Short problem >> Pick out all lines in the listing holding the string "CHICKEN" and copy them.
- - - -
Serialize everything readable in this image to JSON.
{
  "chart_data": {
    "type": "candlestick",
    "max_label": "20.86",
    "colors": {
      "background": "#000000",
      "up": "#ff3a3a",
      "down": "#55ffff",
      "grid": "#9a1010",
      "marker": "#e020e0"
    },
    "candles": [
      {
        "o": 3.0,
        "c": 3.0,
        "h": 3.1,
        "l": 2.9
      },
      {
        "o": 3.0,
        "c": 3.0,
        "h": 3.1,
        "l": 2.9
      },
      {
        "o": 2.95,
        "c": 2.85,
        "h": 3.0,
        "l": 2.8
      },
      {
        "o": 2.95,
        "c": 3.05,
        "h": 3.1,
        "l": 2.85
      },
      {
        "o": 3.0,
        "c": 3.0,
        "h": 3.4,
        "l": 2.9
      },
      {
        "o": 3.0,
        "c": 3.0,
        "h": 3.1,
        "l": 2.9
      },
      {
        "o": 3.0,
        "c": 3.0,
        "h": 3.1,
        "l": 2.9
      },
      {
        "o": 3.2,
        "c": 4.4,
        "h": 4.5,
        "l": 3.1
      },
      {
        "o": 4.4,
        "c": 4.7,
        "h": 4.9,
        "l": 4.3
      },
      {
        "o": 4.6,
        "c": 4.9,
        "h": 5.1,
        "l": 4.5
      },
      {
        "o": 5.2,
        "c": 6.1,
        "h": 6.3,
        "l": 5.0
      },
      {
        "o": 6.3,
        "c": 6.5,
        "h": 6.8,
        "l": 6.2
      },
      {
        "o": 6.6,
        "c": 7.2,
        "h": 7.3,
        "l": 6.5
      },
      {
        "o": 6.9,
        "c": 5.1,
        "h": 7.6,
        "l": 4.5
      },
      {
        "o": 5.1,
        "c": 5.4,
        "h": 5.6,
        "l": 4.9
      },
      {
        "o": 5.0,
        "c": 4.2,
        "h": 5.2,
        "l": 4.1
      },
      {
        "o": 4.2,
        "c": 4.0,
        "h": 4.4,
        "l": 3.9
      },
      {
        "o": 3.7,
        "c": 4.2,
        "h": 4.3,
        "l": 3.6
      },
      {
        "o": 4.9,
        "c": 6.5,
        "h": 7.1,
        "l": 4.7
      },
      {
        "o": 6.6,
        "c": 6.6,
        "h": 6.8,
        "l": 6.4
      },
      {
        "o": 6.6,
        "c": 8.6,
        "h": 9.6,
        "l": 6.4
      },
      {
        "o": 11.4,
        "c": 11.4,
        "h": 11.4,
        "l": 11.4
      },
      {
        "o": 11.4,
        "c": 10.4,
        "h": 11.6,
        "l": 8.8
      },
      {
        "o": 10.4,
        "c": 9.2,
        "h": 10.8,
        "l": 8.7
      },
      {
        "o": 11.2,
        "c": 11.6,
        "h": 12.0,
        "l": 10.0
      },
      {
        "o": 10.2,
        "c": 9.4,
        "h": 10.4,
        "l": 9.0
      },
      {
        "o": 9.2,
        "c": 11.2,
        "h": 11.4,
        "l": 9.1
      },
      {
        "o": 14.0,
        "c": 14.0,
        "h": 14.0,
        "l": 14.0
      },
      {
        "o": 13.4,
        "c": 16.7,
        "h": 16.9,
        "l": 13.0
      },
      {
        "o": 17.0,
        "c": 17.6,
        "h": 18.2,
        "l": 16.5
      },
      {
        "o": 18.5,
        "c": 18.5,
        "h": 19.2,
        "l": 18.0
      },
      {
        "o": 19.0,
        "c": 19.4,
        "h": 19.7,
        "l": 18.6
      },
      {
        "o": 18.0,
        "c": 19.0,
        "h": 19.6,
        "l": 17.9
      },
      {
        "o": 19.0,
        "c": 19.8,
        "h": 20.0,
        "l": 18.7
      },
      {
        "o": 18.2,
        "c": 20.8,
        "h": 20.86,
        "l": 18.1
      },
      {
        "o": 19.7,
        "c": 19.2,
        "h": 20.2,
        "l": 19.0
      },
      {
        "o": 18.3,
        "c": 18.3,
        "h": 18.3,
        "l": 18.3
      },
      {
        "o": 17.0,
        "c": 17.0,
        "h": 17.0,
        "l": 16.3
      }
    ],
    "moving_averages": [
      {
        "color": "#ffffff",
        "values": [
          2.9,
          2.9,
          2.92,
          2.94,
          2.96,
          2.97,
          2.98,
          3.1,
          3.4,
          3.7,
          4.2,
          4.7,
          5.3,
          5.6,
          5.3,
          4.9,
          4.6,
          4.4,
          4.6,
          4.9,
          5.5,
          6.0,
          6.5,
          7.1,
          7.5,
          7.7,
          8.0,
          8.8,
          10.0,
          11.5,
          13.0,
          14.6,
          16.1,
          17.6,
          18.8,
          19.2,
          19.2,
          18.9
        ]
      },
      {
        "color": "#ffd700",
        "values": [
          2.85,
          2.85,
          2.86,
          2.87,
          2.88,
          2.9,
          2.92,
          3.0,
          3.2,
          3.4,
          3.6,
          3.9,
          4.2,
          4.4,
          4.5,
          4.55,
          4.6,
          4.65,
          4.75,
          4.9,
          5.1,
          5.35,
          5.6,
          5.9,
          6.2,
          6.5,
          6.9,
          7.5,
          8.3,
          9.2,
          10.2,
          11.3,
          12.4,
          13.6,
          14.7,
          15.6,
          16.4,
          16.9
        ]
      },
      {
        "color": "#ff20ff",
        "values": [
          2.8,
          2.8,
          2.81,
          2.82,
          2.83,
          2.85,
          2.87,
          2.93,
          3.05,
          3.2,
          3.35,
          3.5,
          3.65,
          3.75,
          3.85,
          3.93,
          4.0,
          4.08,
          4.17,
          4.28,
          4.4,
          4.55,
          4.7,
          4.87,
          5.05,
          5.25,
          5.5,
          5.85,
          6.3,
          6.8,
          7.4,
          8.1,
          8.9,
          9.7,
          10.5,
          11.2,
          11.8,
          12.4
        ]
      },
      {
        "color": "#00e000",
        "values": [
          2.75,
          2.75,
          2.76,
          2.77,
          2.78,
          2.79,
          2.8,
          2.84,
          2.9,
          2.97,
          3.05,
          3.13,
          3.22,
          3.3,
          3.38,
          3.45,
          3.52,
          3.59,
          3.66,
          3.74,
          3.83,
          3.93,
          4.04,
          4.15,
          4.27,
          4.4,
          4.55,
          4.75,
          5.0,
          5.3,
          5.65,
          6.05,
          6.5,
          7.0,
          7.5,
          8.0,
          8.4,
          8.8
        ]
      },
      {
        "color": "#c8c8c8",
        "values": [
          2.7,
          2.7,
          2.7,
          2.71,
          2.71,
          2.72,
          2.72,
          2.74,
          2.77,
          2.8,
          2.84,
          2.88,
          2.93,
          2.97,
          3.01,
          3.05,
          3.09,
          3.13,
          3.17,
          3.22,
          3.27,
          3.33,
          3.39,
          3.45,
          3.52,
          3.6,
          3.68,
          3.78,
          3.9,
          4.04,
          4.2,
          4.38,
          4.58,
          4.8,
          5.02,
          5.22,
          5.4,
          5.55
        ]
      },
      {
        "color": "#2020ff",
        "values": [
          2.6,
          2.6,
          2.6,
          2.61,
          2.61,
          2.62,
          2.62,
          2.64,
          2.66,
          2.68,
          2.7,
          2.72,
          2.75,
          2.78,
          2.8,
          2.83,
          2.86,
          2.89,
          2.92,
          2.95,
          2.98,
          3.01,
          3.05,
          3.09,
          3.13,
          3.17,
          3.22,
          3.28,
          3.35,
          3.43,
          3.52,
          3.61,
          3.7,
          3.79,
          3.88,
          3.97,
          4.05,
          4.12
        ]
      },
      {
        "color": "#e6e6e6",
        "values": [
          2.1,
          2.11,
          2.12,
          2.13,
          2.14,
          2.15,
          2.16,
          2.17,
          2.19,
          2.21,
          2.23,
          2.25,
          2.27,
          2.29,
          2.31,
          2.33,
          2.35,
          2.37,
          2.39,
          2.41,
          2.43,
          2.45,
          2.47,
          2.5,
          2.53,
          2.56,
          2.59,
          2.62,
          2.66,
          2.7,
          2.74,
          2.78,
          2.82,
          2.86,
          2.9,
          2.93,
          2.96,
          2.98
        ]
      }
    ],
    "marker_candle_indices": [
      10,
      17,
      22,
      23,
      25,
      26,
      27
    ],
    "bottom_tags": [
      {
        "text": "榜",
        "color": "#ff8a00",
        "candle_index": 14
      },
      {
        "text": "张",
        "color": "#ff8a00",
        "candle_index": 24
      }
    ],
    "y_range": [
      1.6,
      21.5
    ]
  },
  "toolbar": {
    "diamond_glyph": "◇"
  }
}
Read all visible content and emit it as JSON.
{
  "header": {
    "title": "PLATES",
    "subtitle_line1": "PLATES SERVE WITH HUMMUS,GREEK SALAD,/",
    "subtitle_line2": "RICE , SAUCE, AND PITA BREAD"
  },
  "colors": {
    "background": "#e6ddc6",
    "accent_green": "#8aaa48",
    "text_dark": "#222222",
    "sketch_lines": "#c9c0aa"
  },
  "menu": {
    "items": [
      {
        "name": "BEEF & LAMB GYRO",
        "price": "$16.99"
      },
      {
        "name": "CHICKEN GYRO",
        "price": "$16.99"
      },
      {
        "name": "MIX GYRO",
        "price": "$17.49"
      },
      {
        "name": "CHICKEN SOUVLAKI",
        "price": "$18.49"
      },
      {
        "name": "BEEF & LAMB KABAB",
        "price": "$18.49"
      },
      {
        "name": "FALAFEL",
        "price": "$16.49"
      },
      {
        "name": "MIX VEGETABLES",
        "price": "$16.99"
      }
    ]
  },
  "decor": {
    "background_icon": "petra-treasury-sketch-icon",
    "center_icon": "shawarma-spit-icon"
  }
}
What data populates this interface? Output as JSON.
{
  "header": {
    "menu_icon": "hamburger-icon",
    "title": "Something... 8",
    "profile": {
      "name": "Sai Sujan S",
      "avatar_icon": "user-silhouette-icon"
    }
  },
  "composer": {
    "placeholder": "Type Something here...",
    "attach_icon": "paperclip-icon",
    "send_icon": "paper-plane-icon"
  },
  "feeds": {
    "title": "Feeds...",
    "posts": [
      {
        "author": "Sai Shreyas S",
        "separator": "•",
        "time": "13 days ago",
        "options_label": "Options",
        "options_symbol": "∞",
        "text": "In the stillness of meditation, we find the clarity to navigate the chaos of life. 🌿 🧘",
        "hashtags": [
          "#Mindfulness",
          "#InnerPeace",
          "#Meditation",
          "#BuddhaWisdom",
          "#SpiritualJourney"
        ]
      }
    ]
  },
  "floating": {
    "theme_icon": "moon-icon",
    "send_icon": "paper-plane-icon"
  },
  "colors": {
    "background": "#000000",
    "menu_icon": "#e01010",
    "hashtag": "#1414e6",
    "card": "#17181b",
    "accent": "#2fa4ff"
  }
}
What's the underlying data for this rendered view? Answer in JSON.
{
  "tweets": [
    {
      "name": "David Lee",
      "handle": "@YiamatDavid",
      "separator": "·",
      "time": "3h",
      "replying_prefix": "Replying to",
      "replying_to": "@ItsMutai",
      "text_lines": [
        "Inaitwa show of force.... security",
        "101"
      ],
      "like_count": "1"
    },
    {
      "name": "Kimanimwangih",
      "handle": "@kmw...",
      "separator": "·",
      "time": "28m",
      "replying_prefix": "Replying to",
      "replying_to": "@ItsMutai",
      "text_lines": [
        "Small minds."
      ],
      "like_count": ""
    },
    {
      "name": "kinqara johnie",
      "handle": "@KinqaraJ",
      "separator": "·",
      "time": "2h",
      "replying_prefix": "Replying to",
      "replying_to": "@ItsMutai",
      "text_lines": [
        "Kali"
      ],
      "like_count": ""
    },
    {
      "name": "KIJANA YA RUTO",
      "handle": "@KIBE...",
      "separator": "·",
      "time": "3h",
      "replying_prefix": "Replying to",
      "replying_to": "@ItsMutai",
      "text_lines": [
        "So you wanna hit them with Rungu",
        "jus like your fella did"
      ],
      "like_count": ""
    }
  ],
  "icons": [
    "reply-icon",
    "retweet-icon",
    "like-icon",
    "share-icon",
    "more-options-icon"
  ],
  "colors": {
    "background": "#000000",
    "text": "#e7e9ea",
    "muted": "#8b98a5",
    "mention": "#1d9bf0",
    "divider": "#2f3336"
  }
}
- - - -
The completed task >>
        "name": "CHICKEN GYRO",
        "name": "CHICKEN SOUVLAKI",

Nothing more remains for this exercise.